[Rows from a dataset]
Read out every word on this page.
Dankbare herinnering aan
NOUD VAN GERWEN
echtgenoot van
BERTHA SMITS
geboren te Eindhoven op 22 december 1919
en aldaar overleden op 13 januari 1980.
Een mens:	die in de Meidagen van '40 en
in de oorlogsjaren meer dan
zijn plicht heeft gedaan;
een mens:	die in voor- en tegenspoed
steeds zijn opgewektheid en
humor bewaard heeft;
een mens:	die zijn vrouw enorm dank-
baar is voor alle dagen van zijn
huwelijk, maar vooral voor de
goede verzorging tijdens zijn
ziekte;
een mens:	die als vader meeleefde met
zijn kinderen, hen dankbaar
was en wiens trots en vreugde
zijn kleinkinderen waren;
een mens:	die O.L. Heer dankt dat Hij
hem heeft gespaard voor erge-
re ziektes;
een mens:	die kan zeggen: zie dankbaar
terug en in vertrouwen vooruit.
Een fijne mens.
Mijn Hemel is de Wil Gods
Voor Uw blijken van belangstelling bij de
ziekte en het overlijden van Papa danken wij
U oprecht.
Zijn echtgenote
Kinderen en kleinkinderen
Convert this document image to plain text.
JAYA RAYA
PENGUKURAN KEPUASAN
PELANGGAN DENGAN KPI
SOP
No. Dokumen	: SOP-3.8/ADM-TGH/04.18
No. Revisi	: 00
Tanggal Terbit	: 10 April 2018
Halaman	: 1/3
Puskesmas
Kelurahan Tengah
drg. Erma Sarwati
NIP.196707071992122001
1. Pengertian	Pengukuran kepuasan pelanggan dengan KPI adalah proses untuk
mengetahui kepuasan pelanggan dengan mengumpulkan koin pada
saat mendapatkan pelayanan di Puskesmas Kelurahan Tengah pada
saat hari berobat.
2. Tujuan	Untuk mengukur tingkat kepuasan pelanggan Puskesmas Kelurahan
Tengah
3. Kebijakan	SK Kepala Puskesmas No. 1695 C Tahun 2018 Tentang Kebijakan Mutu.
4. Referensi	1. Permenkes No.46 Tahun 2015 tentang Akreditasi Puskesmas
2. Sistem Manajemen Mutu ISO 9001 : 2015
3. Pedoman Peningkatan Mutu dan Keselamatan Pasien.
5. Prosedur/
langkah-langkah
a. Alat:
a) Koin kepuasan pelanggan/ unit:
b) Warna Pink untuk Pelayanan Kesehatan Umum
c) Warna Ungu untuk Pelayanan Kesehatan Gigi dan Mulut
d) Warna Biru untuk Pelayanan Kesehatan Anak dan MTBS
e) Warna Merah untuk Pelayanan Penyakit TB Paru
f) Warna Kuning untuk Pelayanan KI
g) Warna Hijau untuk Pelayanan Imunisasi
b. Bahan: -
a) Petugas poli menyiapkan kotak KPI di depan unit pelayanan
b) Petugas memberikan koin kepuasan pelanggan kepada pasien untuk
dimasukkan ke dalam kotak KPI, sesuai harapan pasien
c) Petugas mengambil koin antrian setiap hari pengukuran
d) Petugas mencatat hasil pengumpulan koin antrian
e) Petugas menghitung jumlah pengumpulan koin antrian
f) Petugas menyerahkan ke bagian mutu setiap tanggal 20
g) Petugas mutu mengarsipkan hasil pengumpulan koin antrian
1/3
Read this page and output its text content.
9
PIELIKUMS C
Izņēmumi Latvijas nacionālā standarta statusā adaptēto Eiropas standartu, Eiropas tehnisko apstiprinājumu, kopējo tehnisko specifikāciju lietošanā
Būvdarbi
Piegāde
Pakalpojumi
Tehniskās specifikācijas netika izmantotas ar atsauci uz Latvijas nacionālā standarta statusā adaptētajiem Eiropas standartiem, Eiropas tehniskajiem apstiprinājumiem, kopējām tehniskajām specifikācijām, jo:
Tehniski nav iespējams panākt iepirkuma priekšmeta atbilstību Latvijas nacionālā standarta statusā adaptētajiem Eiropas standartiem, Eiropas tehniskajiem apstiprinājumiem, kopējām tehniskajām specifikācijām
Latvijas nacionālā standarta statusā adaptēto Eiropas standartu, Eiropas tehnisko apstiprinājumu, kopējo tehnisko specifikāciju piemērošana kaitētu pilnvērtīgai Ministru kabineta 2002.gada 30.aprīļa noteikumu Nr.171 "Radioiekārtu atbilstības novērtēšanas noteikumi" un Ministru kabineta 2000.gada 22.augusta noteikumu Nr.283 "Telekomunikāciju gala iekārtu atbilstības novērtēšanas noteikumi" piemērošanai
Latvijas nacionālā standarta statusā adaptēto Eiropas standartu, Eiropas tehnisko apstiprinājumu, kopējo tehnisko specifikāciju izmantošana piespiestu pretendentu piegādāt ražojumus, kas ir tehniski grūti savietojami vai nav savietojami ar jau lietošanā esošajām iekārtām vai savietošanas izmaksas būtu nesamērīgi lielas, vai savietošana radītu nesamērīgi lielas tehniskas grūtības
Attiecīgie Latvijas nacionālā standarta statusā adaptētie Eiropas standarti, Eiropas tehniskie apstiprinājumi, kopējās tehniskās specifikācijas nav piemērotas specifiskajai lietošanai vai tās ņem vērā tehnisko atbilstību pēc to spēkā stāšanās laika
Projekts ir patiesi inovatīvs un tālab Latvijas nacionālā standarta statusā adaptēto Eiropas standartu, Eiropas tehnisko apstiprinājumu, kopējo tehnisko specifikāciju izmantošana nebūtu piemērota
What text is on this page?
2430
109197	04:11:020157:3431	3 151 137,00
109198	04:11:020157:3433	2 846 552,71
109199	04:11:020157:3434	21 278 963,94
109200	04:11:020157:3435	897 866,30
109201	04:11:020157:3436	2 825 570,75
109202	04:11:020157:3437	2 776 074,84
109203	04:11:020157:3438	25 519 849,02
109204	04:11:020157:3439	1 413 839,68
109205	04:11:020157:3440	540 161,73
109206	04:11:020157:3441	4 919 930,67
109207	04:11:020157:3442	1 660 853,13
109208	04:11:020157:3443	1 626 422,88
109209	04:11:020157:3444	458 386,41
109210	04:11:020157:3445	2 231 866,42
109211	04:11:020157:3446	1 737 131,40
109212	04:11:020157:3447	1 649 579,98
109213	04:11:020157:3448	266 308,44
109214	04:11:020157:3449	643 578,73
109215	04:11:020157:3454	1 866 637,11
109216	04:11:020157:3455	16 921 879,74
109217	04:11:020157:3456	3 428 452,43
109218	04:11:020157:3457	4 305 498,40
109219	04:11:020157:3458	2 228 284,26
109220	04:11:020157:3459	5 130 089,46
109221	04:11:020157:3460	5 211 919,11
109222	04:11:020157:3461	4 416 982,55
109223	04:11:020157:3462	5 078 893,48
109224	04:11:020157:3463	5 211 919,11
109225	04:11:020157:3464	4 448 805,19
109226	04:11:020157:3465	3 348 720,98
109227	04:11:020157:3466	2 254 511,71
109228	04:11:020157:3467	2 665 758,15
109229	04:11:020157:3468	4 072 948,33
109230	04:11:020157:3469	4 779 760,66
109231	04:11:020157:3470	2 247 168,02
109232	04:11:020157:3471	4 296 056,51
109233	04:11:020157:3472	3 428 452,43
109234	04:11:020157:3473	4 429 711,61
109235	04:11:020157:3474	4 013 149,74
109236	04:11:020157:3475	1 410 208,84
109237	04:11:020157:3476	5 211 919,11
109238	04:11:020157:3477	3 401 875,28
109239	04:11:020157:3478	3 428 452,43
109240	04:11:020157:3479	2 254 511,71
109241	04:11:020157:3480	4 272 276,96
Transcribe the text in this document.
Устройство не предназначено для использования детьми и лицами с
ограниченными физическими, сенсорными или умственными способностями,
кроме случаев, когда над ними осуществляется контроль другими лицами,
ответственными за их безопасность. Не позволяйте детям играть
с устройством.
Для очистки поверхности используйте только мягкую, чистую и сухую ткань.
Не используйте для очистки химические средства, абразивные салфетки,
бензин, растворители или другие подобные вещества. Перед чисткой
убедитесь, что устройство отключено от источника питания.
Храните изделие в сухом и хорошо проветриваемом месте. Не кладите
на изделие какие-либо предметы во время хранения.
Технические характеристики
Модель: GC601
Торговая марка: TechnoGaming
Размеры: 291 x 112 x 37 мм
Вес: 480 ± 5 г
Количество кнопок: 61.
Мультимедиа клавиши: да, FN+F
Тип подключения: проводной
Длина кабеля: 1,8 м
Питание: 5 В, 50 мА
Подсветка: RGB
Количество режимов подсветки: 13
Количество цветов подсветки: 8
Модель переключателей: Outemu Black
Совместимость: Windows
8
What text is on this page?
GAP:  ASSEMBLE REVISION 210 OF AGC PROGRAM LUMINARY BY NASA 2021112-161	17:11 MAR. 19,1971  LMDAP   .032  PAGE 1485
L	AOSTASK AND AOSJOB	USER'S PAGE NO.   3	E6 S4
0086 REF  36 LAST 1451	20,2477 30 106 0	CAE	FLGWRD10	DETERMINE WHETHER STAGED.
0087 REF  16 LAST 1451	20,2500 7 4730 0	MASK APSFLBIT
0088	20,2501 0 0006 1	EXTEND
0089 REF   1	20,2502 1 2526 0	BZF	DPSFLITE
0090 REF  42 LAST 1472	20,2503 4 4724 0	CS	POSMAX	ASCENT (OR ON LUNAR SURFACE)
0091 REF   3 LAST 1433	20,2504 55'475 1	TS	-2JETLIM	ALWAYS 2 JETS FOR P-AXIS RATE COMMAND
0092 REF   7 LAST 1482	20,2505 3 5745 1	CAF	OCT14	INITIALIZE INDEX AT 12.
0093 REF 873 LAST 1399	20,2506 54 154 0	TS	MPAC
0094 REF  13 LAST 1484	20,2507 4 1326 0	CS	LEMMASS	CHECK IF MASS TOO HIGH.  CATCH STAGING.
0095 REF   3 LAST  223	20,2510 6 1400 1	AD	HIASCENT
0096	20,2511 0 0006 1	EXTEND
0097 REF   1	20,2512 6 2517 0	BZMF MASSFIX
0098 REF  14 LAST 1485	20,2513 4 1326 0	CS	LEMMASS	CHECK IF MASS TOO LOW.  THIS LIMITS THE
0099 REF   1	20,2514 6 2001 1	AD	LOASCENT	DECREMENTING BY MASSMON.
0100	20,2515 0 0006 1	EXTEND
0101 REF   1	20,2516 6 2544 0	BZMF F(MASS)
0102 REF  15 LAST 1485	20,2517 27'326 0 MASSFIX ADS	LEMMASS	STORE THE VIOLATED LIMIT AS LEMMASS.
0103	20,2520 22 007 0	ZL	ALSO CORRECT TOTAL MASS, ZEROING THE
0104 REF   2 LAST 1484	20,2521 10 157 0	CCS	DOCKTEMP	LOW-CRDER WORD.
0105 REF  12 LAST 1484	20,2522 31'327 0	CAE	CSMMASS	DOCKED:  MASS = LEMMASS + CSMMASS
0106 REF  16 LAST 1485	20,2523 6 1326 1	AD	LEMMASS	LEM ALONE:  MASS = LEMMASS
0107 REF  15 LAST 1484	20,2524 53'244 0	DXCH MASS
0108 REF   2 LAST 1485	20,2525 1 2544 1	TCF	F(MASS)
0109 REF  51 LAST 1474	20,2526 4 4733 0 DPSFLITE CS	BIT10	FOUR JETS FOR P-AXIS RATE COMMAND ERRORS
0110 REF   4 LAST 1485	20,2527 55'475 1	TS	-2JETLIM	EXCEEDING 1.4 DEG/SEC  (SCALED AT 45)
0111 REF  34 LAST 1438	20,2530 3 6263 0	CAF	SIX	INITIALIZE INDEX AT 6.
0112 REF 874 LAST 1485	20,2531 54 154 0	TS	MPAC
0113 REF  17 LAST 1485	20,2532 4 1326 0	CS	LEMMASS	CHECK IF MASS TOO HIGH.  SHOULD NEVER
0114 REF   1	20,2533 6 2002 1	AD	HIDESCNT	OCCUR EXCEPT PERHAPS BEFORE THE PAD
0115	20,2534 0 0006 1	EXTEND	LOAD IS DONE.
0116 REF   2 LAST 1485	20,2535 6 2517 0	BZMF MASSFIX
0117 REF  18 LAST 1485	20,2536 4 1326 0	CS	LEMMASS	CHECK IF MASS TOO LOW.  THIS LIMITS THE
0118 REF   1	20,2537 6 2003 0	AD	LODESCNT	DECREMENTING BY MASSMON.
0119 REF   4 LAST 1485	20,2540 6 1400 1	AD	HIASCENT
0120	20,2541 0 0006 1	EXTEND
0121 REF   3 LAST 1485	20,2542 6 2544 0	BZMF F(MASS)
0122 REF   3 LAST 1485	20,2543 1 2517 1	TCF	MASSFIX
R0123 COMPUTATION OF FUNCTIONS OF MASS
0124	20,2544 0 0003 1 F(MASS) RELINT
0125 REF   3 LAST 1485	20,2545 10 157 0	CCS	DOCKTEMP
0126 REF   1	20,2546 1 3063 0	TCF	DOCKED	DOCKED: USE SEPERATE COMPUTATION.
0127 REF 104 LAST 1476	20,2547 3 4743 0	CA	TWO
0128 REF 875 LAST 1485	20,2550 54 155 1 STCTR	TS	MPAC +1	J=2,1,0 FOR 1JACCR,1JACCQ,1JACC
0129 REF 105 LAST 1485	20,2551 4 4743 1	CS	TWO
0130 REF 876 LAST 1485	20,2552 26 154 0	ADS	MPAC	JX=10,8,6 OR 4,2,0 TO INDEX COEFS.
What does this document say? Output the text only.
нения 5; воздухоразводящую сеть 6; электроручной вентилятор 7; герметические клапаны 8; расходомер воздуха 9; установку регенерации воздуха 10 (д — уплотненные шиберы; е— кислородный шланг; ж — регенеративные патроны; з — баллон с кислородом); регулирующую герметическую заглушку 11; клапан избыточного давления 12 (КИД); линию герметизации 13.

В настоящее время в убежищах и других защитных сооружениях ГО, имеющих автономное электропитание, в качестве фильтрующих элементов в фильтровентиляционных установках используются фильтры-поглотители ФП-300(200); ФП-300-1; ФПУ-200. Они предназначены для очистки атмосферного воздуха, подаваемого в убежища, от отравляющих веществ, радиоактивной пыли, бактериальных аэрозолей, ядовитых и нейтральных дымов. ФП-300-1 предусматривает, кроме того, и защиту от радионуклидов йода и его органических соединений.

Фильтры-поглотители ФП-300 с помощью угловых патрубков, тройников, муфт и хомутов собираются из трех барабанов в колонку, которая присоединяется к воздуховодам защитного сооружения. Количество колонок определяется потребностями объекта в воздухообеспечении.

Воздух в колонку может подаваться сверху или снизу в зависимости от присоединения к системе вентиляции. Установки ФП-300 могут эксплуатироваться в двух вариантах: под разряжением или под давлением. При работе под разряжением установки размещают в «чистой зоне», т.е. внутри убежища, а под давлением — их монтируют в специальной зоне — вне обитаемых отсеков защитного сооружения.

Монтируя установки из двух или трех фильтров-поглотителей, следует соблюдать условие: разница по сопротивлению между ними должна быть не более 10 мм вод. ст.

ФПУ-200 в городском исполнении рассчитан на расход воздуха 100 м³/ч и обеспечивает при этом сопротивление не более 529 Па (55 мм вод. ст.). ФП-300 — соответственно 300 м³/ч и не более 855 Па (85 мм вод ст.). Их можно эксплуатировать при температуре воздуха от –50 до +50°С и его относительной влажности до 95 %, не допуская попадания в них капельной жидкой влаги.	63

» Do this: Copy out the lines that hold "DPSFLITE".

» Task response:
0089 REF   1	20,2502 1 2526 0	BZF	DPSFLITE
0109 REF  51 LAST 1474	20,2526 4 4733 0 DPSFLITE CS	BIT10	FOUR JETS FOR P-AXIS RATE COMMAND ERRORS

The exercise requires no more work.